— Begin Record set —

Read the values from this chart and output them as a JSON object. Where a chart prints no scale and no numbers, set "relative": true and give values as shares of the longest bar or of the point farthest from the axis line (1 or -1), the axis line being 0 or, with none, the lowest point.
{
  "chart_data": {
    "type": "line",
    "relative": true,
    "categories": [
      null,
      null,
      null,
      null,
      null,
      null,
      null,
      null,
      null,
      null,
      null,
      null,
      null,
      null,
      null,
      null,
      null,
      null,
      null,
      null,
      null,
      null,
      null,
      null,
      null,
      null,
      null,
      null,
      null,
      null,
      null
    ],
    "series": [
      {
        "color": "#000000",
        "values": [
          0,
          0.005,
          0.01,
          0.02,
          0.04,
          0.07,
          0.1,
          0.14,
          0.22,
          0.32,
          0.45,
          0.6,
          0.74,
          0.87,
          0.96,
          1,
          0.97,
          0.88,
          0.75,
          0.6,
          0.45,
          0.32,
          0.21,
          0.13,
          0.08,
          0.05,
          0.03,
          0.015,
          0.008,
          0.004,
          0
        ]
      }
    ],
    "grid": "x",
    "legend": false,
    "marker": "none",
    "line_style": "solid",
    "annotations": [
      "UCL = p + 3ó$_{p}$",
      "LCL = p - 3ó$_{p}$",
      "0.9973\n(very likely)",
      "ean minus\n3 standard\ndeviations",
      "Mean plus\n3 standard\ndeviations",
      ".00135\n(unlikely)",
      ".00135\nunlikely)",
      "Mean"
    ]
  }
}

— End Record set —

Objective: Copy the material above verbatim.

Output below:
Read the values from this chart and output them as a JSON object. Where a chart prints no scale and no numbers, set "relative": true and give values as shares of the longest bar or of the point farthest from the axis line (1 or -1), the axis line being 0 or, with none, the lowest point.
{
  "chart_data": {
    "type": "line",
    "relative": true,
    "categories": [
      null,
      null,
      null,
      null,
      null,
      null,
      null,
      null,
      null,
      null,
      null,
      null,
      null,
      null,
      null,
      null,
      null,
      null,
      null,
      null,
      null,
      null,
      null,
      null,
      null,
      null,
      null,
      null,
      null,
      null,
      null
    ],
    "series": [
      {
        "color": "#000000",
        "values": [
          0,
          0.005,
          0.01,
          0.02,
          0.04,
          0.07,
          0.1,
          0.14,
          0.22,
          0.32,
          0.45,
          0.6,
          0.74,
          0.87,
          0.96,
          1,
          0.97,
          0.88,
          0.75,
          0.6,
          0.45,
          0.32,
          0.21,
          0.13,
          0.08,
          0.05,
          0.03,
          0.015,
          0.008,
          0.004,
          0
        ]
      }
    ],
    "grid": "x",
    "legend": false,
    "marker": "none",
    "line_style": "solid",
    "annotations": [
      "UCL = p + 3ó$_{p}$",
      "LCL = p - 3ó$_{p}$",
      "0.9973\n(very likely)",
      "ean minus\n3 standard\ndeviations",
      "Mean plus\n3 standard\ndeviations",
      ".00135\n(unlikely)",
      ".00135\nunlikely)",
      "Mean"
    ]
  }
}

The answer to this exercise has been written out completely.